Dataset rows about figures
_ _ _

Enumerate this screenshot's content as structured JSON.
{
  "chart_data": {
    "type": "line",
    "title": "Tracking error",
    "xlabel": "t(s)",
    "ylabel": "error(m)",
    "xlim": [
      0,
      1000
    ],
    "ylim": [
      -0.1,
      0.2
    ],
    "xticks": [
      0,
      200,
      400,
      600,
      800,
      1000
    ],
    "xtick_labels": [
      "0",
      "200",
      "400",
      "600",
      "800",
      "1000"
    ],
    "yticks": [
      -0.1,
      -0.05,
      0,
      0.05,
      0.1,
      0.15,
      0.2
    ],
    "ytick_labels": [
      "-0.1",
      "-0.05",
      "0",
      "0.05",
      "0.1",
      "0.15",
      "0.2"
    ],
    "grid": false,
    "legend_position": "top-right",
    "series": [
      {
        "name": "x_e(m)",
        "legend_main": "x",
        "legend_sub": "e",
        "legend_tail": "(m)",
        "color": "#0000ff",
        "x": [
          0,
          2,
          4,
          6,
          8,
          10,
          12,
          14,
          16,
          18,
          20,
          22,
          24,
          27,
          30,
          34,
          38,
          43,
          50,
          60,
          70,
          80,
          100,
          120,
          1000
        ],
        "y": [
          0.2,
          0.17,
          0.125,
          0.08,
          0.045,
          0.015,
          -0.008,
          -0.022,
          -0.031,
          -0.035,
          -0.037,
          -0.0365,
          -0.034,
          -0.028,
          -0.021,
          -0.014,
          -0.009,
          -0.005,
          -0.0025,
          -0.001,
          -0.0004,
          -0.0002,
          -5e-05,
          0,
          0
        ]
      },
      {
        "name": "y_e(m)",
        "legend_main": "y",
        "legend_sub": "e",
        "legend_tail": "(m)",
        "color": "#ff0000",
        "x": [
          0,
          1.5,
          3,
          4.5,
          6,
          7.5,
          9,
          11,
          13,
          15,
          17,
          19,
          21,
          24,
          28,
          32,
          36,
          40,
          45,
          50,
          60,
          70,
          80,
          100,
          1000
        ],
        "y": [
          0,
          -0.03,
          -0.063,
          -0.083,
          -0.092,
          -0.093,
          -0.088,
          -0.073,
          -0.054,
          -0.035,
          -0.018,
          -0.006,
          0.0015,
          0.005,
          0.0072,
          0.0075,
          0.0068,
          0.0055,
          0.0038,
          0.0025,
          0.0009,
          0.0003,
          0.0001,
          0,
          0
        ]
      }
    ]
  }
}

_ _ _

— THE PROBLEM —
Extract every entry in the listing word for word.

— FULL RESPONSE —
Enumerate this screenshot's content as structured JSON.
{
  "chart_data": {
    "type": "line",
    "title": "Tracking error",
    "xlabel": "t(s)",
    "ylabel": "error(m)",
    "xlim": [
      0,
      1000
    ],
    "ylim": [
      -0.1,
      0.2
    ],
    "xticks": [
      0,
      200,
      400,
      600,
      800,
      1000
    ],
    "xtick_labels": [
      "0",
      "200",
      "400",
      "600",
      "800",
      "1000"
    ],
    "yticks": [
      -0.1,
      -0.05,
      0,
      0.05,
      0.1,
      0.15,
      0.2
    ],
    "ytick_labels": [
      "-0.1",
      "-0.05",
      "0",
      "0.05",
      "0.1",
      "0.15",
      "0.2"
    ],
    "grid": false,
    "legend_position": "top-right",
    "series": [
      {
        "name": "x_e(m)",
        "legend_main": "x",
        "legend_sub": "e",
        "legend_tail": "(m)",
        "color": "#0000ff",
        "x": [
          0,
          2,
          4,
          6,
          8,
          10,
          12,
          14,
          16,
          18,
          20,
          22,
          24,
          27,
          30,
          34,
          38,
          43,
          50,
          60,
          70,
          80,
          100,
          120,
          1000
        ],
        "y": [
          0.2,
          0.17,
          0.125,
          0.08,
          0.045,
          0.015,
          -0.008,
          -0.022,
          -0.031,
          -0.035,
          -0.037,
          -0.0365,
          -0.034,
          -0.028,
          -0.021,
          -0.014,
          -0.009,
          -0.005,
          -0.0025,
          -0.001,
          -0.0004,
          -0.0002,
          -5e-05,
          0,
          0
        ]
      },
      {
        "name": "y_e(m)",
        "legend_main": "y",
        "legend_sub": "e",
        "legend_tail": "(m)",
        "color": "#ff0000",
        "x": [
          0,
          1.5,
          3,
          4.5,
          6,
          7.5,
          9,
          11,
          13,
          15,
          17,
          19,
          21,
          24,
          28,
          32,
          36,
          40,
          45,
          50,
          60,
          70,
          80,
          100,
          1000
        ],
        "y": [
          0,
          -0.03,
          -0.063,
          -0.083,
          -0.092,
          -0.093,
          -0.088,
          -0.073,
          -0.054,
          -0.035,
          -0.018,
          -0.006,
          0.0015,
          0.005,
          0.0072,
          0.0075,
          0.0068,
          0.0055,
          0.0038,
          0.0025,
          0.0009,
          0.0003,
          0.0001,
          0,
          0
        ]
      }
    ]
  }
}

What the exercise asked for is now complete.